start Data for the task

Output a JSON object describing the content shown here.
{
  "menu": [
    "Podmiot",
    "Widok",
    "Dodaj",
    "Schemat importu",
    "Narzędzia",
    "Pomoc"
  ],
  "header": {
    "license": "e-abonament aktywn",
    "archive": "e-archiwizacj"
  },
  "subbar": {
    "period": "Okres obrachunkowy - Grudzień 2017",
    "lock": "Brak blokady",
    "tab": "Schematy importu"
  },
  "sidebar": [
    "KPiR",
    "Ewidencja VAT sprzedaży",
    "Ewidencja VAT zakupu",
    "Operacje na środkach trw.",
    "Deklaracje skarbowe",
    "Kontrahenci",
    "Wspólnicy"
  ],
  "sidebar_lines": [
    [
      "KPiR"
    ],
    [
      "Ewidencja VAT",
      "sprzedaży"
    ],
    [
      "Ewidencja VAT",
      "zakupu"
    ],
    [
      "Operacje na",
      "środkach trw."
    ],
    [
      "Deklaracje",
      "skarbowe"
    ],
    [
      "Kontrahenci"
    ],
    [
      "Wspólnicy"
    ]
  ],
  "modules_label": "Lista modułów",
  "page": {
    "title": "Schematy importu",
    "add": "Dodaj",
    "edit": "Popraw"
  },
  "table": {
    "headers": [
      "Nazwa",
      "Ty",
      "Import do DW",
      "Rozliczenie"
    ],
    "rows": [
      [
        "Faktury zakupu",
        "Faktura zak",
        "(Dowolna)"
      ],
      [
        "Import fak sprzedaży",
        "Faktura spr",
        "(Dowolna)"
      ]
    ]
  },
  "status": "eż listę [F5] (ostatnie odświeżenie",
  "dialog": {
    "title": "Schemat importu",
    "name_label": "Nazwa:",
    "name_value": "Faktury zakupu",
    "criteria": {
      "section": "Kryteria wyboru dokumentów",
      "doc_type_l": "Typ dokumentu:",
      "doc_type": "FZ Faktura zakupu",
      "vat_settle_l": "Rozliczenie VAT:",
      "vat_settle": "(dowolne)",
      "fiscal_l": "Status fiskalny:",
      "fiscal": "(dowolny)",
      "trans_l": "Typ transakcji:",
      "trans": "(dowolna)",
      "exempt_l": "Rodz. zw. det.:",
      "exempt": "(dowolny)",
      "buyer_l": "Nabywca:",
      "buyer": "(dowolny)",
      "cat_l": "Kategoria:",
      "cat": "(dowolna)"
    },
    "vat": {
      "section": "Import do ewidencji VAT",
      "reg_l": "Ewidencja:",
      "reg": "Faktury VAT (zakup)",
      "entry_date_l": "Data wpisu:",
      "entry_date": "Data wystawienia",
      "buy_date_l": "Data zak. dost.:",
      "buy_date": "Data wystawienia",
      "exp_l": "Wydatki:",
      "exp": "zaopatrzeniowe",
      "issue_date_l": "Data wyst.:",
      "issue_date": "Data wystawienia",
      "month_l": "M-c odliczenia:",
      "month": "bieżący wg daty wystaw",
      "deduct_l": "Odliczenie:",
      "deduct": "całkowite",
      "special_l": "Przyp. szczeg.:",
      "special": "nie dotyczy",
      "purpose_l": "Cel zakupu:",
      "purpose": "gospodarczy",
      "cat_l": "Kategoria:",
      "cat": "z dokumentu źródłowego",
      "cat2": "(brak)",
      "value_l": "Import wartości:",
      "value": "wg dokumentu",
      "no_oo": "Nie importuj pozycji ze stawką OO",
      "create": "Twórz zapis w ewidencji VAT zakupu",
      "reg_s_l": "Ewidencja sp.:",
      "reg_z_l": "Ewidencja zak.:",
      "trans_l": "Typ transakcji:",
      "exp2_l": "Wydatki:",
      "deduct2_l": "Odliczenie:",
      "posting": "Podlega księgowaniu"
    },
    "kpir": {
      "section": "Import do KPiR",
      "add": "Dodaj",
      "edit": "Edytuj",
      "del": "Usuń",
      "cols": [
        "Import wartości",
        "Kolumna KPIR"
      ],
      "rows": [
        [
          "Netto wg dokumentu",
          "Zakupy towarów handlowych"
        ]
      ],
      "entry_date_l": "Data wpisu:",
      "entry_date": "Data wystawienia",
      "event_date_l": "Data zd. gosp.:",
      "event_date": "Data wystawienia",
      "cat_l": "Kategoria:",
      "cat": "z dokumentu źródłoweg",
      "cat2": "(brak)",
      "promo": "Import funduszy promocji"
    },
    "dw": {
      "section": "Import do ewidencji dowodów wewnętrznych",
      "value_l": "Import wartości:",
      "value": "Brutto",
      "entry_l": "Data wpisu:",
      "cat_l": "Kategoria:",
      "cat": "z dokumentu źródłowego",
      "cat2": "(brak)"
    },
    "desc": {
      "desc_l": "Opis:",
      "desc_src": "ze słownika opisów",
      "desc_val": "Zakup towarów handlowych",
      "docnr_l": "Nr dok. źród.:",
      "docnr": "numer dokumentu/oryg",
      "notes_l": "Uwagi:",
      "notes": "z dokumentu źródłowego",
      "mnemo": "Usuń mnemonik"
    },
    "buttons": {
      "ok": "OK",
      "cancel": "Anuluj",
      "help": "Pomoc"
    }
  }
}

end Data for the task

_Task to complete_: Write the entire listing out again, word for word.

_Output for this exercise_:
Output a JSON object describing the content shown here.
{
  "menu": [
    "Podmiot",
    "Widok",
    "Dodaj",
    "Schemat importu",
    "Narzędzia",
    "Pomoc"
  ],
  "header": {
    "license": "e-abonament aktywn",
    "archive": "e-archiwizacj"
  },
  "subbar": {
    "period": "Okres obrachunkowy - Grudzień 2017",
    "lock": "Brak blokady",
    "tab": "Schematy importu"
  },
  "sidebar": [
    "KPiR",
    "Ewidencja VAT sprzedaży",
    "Ewidencja VAT zakupu",
    "Operacje na środkach trw.",
    "Deklaracje skarbowe",
    "Kontrahenci",
    "Wspólnicy"
  ],
  "sidebar_lines": [
    [
      "KPiR"
    ],
    [
      "Ewidencja VAT",
      "sprzedaży"
    ],
    [
      "Ewidencja VAT",
      "zakupu"
    ],
    [
      "Operacje na",
      "środkach trw."
    ],
    [
      "Deklaracje",
      "skarbowe"
    ],
    [
      "Kontrahenci"
    ],
    [
      "Wspólnicy"
    ]
  ],
  "modules_label": "Lista modułów",
  "page": {
    "title": "Schematy importu",
    "add": "Dodaj",
    "edit": "Popraw"
  },
  "table": {
    "headers": [
      "Nazwa",
      "Ty",
      "Import do DW",
      "Rozliczenie"
    ],
    "rows": [
      [
        "Faktury zakupu",
        "Faktura zak",
        "(Dowolna)"
      ],
      [
        "Import fak sprzedaży",
        "Faktura spr",
        "(Dowolna)"
      ]
    ]
  },
  "status": "eż listę [F5] (ostatnie odświeżenie",
  "dialog": {
    "title": "Schemat importu",
    "name_label": "Nazwa:",
    "name_value": "Faktury zakupu",
    "criteria": {
      "section": "Kryteria wyboru dokumentów",
      "doc_type_l": "Typ dokumentu:",
      "doc_type": "FZ Faktura zakupu",
      "vat_settle_l": "Rozliczenie VAT:",
      "vat_settle": "(dowolne)",
      "fiscal_l": "Status fiskalny:",
      "fiscal": "(dowolny)",
      "trans_l": "Typ transakcji:",
      "trans": "(dowolna)",
      "exempt_l": "Rodz. zw. det.:",
      "exempt": "(dowolny)",
      "buyer_l": "Nabywca:",
      "buyer": "(dowolny)",
      "cat_l": "Kategoria:",
      "cat": "(dowolna)"
    },
    "vat": {
      "section": "Import do ewidencji VAT",
      "reg_l": "Ewidencja:",
      "reg": "Faktury VAT (zakup)",
      "entry_date_l": "Data wpisu:",
      "entry_date": "Data wystawienia",
      "buy_date_l": "Data zak. dost.:",
      "buy_date": "Data wystawienia",
      "exp_l": "Wydatki:",
      "exp": "zaopatrzeniowe",
      "issue_date_l": "Data wyst.:",
      "issue_date": "Data wystawienia",
      "month_l": "M-c odliczenia:",
      "month": "bieżący wg daty wystaw",
      "deduct_l": "Odliczenie:",
      "deduct": "całkowite",
      "special_l": "Przyp. szczeg.:",
      "special": "nie dotyczy",
      "purpose_l": "Cel zakupu:",
      "purpose": "gospodarczy",
      "cat_l": "Kategoria:",
      "cat": "z dokumentu źródłowego",
      "cat2": "(brak)",
      "value_l": "Import wartości:",
      "value": "wg dokumentu",
      "no_oo": "Nie importuj pozycji ze stawką OO",
      "create": "Twórz zapis w ewidencji VAT zakupu",
      "reg_s_l": "Ewidencja sp.:",
      "reg_z_l": "Ewidencja zak.:",
      "trans_l": "Typ transakcji:",
      "exp2_l": "Wydatki:",
      "deduct2_l": "Odliczenie:",
      "posting": "Podlega księgowaniu"
    },
    "kpir": {
      "section": "Import do KPiR",
      "add": "Dodaj",
      "edit": "Edytuj",
      "del": "Usuń",
      "cols": [
        "Import wartości",
        "Kolumna KPIR"
      ],
      "rows": [
        [
          "Netto wg dokumentu",
          "Zakupy towarów handlowych"
        ]
      ],
      "entry_date_l": "Data wpisu:",
      "entry_date": "Data wystawienia",
      "event_date_l": "Data zd. gosp.:",
      "event_date": "Data wystawienia",
      "cat_l": "Kategoria:",
      "cat": "z dokumentu źródłoweg",
      "cat2": "(brak)",
      "promo": "Import funduszy promocji"
    },
    "dw": {
      "section": "Import do ewidencji dowodów wewnętrznych",
      "value_l": "Import wartości:",
      "value": "Brutto",
      "entry_l": "Data wpisu:",
      "cat_l": "Kategoria:",
      "cat": "z dokumentu źródłowego",
      "cat2": "(brak)"
    },
    "desc": {
      "desc_l": "Opis:",
      "desc_src": "ze słownika opisów",
      "desc_val": "Zakup towarów handlowych",
      "docnr_l": "Nr dok. źród.:",
      "docnr": "numer dokumentu/oryg",
      "notes_l": "Uwagi:",
      "notes": "z dokumentu źródłowego",
      "mnemo": "Usuń mnemonik"
    },
    "buttons": {
      "ok": "OK",
      "cancel": "Anuluj",
      "help": "Pomoc"
    }
  }
}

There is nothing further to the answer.